Provided entries -

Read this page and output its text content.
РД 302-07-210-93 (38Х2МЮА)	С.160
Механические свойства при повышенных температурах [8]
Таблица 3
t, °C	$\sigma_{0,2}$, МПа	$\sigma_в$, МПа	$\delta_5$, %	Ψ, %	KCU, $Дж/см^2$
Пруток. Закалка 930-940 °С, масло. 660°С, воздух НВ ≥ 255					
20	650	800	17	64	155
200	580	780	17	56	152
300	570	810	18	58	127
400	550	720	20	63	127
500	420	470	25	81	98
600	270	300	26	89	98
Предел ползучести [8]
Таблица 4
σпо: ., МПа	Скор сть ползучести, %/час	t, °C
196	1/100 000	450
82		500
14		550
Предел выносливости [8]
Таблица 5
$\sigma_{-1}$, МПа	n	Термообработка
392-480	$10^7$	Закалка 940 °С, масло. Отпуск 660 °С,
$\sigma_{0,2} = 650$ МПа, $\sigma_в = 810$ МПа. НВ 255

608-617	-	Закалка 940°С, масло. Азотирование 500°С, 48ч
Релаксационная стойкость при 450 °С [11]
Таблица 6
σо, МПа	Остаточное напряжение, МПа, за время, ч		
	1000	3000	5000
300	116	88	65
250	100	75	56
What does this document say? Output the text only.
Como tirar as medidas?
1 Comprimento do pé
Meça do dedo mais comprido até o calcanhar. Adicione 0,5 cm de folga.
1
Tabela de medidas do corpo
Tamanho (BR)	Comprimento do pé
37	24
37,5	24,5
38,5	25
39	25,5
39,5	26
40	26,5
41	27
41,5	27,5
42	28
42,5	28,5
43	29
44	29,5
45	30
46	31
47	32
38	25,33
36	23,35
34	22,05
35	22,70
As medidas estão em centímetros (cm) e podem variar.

Exercise prompt - Using the data above, reproduce every line exactly.

Response to this exercise -
Read this page and output its text content.
РД 302-07-210-93 (38Х2МЮА)	С.160
Механические свойства при повышенных температурах [8]
Таблица 3
t, °C	$\sigma_{0,2}$, МПа	$\sigma_в$, МПа	$\delta_5$, %	Ψ, %	KCU, $Дж/см^2$
Пруток. Закалка 930-940 °С, масло. 660°С, воздух НВ ≥ 255					
20	650	800	17	64	155
200	580	780	17	56	152
300	570	810	18	58	127
400	550	720	20	63	127
500	420	470	25	81	98
600	270	300	26	89	98
Предел ползучести [8]
Таблица 4
σпо: ., МПа	Скор сть ползучести, %/час	t, °C
196	1/100 000	450
82		500
14		550
Предел выносливости [8]
Таблица 5
$\sigma_{-1}$, МПа	n	Термообработка
392-480	$10^7$	Закалка 940 °С, масло. Отпуск 660 °С,
$\sigma_{0,2} = 650$ МПа, $\sigma_в = 810$ МПа. НВ 255

608-617	-	Закалка 940°С, масло. Азотирование 500°С, 48ч
Релаксационная стойкость при 450 °С [11]
Таблица 6
σо, МПа	Остаточное напряжение, МПа, за время, ч		
	1000	3000	5000
300	116	88	65
250	100	75	56
What does this document say? Output the text only.
Como tirar as medidas?
1 Comprimento do pé
Meça do dedo mais comprido até o calcanhar. Adicione 0,5 cm de folga.
1
Tabela de medidas do corpo
Tamanho (BR)	Comprimento do pé
37	24
37,5	24,5
38,5	25
39	25,5
39,5	26
40	26,5
41	27
41,5	27,5
42	28
42,5	28,5
43	29
44	29,5
45	30
46	31
47	32
38	25,33
36	23,35
34	22,05
35	22,70
As medidas estão em centímetros (cm) e podem variar.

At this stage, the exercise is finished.